> [Goal]: Without including the pictures, copy out every line below.

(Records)
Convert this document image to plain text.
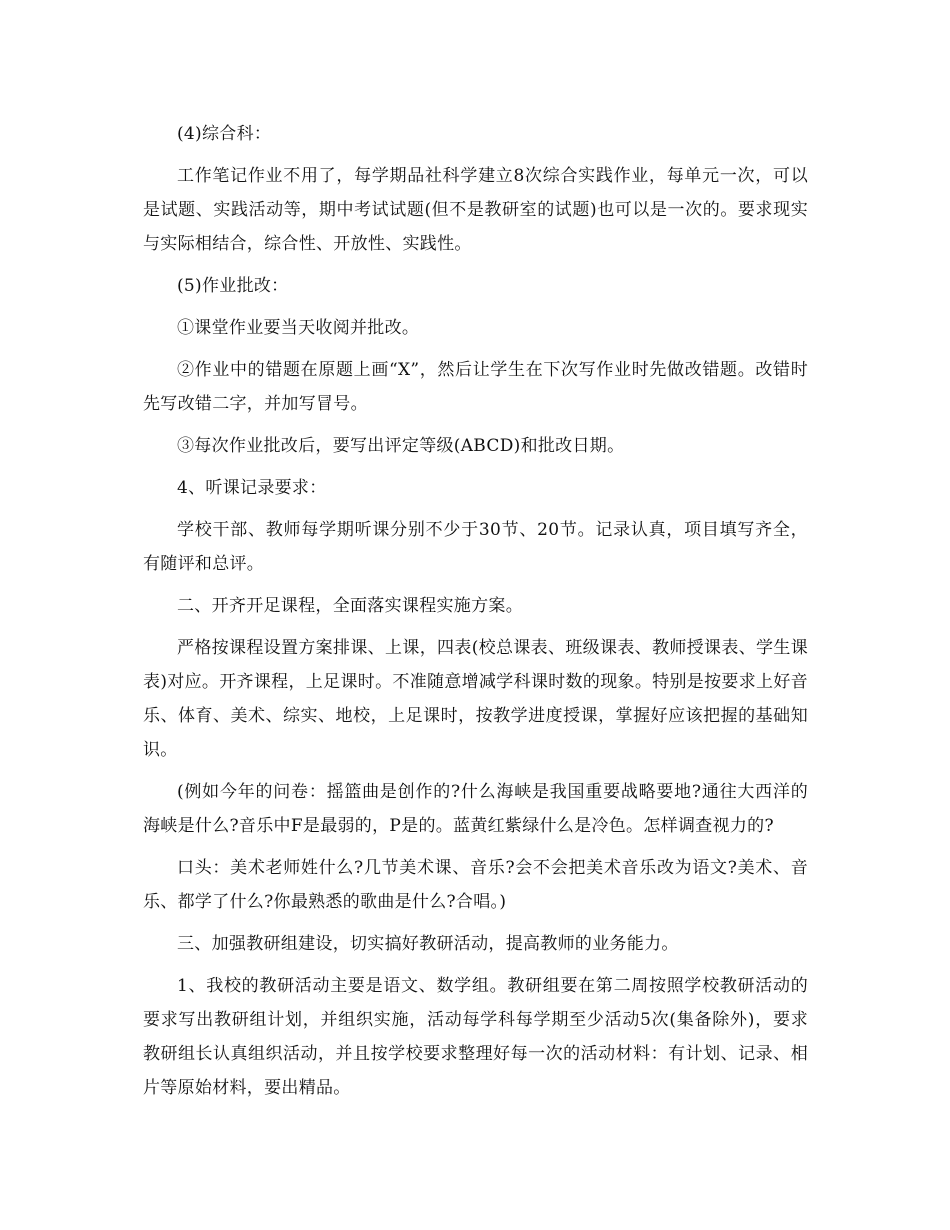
(4)综合科：

工作笔记作业不用了，每学期品社科学建立8次综合实践作业，每单元一次，可以是试题、实践活动等，期中考试试题(但不是教研室的试题)也可以是一次的。要求现实与实际相结合，综合性、开放性、实践性。

(5)作业批改：

①课堂作业要当天收阅并批改。

②作业中的错题在原题上画“X”，然后让学生在下次写作业时先做改错题。改错时先写改错二字，并加写冒号。

③每次作业批改后，要写出评定等级(ABCD)和批改日期。

4、听课记录要求：

学校干部、教师每学期听课分别不少于30节、20节。记录认真，项目填写齐全，有随评和总评。

二、开齐开足课程，全面落实课程实施方案。

严格按课程设置方案排课、上课，四表(校总课表、班级课表、教师授课表、学生课表)对应。开齐课程，上足课时。不准随意增减学科课时数的现象。特别是按要求上好音乐、体育、美术、综实、地校，上足课时，按教学进度授课，掌握好应该把握的基础知识。

(例如今年的问卷：摇篮曲是创作的?什么海峡是我国重要战略要地?通往大西洋的海峡是什么?音乐中F是最弱的，P是的。蓝黄红紫绿什么是冷色。怎样调查视力的?

口头：美术老师姓什么?几节美术课、音乐?会不会把美术音乐改为语文?美术、音乐、都学了什么?你最熟悉的歌曲是什么?合唱。)

三、加强教研组建设，切实搞好教研活动，提高教师的业务能力。

1、我校的教研活动主要是语文、数学组。教研组要在第二周按照学校教研活动的要求写出教研组计划，并组织实施，活动每学科每学期至少活动5次(集备除外)，要求教研组长认真组织活动，并且按学校要求整理好每一次的活动材料：有计划、记录、相片等原始材料，要出精品。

> [Answer to the exercise]:
Convert this document image to plain text.
(4)综合科：

工作笔记作业不用了，每学期品社科学建立8次综合实践作业，每单元一次，可以是试题、实践活动等，期中考试试题(但不是教研室的试题)也可以是一次的。要求现实与实际相结合，综合性、开放性、实践性。

(5)作业批改：

①课堂作业要当天收阅并批改。

②作业中的错题在原题上画“X”，然后让学生在下次写作业时先做改错题。改错时先写改错二字，并加写冒号。

③每次作业批改后，要写出评定等级(ABCD)和批改日期。

4、听课记录要求：

学校干部、教师每学期听课分别不少于30节、20节。记录认真，项目填写齐全，有随评和总评。

二、开齐开足课程，全面落实课程实施方案。

严格按课程设置方案排课、上课，四表(校总课表、班级课表、教师授课表、学生课表)对应。开齐课程，上足课时。不准随意增减学科课时数的现象。特别是按要求上好音乐、体育、美术、综实、地校，上足课时，按教学进度授课，掌握好应该把握的基础知识。

(例如今年的问卷：摇篮曲是创作的?什么海峡是我国重要战略要地?通往大西洋的海峡是什么?音乐中F是最弱的，P是的。蓝黄红紫绿什么是冷色。怎样调查视力的?

口头：美术老师姓什么?几节美术课、音乐?会不会把美术音乐改为语文?美术、音乐、都学了什么?你最熟悉的歌曲是什么?合唱。)

三、加强教研组建设，切实搞好教研活动，提高教师的业务能力。

1、我校的教研活动主要是语文、数学组。教研组要在第二周按照学校教研活动的要求写出教研组计划，并组织实施，活动每学科每学期至少活动5次(集备除外)，要求教研组长认真组织活动，并且按学校要求整理好每一次的活动材料：有计划、记录、相片等原始材料，要出精品。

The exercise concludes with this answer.